TEXT SEGMENT:
** begin **

Hi Ulrich and community,

Please find the new patch [See:- 0001-Fix-multi-thread-bug-in-AIX.patch ]

I have moved get_signaled_thread () function which tells us which is the kernel thread that caused an event due to which the debugger had to wait to rs6000-aix-nat.c.

So, we figure out which kernel thread might have caused an event in the rs6000-aix-nat.c code itself. If let us say the main thread is pthreaded or a new user thread is being created or user thread is deleted, then I have taken care of what to return in sync_threadlists () code itself.

>>So, if you observe output 3 or 4, the program first multi threads,
>>I mean thread events are handled first and then the threads fork.

** end **

ROWS:
** begin **

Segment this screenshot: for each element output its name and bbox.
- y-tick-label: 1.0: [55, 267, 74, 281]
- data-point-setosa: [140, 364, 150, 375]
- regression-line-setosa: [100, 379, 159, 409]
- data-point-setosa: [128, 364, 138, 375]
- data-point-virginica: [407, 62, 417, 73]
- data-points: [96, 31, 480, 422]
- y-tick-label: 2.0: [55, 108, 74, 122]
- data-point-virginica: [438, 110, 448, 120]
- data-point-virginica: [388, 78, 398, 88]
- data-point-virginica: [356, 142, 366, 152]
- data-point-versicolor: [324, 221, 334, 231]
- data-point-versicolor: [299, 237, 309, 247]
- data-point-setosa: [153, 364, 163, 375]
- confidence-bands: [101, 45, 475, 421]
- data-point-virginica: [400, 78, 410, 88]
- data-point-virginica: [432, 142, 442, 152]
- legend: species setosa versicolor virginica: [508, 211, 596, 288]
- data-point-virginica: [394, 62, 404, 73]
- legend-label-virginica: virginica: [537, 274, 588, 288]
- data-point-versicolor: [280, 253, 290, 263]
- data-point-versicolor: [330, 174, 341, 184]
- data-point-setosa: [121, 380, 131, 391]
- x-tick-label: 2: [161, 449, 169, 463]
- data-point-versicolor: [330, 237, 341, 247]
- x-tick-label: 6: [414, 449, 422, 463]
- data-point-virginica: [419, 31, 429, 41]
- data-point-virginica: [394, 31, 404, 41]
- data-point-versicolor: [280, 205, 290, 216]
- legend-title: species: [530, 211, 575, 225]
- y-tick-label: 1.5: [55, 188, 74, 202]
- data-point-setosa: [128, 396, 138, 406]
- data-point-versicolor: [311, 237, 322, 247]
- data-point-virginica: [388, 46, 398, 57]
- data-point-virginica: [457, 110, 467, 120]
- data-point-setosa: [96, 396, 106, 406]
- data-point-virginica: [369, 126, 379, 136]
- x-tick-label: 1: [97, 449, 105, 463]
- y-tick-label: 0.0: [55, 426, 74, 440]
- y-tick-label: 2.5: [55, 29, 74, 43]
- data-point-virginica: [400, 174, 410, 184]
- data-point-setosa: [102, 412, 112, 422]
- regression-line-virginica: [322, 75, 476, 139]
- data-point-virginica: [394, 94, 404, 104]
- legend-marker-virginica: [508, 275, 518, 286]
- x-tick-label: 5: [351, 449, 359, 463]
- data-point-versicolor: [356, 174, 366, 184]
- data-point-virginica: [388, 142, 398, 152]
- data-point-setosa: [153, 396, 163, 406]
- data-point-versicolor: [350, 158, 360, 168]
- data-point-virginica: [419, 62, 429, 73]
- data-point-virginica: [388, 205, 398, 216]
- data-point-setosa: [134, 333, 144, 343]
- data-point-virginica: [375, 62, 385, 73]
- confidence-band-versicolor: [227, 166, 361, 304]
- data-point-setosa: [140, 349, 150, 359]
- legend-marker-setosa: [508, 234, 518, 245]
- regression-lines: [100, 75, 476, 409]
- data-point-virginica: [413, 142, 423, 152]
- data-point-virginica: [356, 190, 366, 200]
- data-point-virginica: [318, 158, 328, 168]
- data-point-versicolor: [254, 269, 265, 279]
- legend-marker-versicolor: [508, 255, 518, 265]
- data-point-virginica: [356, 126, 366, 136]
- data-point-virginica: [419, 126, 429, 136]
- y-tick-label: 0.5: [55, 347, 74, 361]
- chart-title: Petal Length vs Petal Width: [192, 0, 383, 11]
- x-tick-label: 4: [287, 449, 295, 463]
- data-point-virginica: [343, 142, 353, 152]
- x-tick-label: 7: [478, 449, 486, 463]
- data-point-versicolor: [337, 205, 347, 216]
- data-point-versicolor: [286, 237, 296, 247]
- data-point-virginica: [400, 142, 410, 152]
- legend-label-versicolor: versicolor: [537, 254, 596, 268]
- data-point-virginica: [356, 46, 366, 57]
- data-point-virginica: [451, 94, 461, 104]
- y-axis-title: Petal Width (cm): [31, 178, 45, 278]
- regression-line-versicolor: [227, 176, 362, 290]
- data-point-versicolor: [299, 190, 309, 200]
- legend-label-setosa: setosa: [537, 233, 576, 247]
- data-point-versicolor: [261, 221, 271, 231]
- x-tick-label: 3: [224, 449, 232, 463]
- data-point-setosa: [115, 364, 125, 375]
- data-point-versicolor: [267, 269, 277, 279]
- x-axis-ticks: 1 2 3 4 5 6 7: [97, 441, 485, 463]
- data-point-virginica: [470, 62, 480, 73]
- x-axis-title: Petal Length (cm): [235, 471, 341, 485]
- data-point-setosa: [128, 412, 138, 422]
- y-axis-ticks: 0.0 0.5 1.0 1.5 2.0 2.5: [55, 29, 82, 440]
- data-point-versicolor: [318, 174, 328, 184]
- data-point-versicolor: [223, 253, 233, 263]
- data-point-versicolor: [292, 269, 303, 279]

** end **

TASK SET:
1) In the patch message, which file was the get_signaled_thread () function moved to?
2) Quote the patch message from "Hi Ulrich and" up to and including "the threads fork.".

FINAL RESULTS:
1) rs6000-aix-nat.c

2)
Hi Ulrich and community,

Please find the new patch [See:- 0001-Fix-multi-thread-bug-in-AIX.patch ]

I have moved get_signaled_thread () function which tells us which is the kernel thread that caused an event due to which the debugger had to wait to rs6000-aix-nat.c.

So, we figure out which kernel thread might have caused an event in the rs6000-aix-nat.c code itself. If let us say the main thread is pthreaded or a new user thread is being created or user thread is deleted, then I have taken care of what to return in sync_threadlists () code itself.

>>So, if you observe output 3 or 4, the program first multi threads,
>>I mean thread events are handled first and then the threads fork.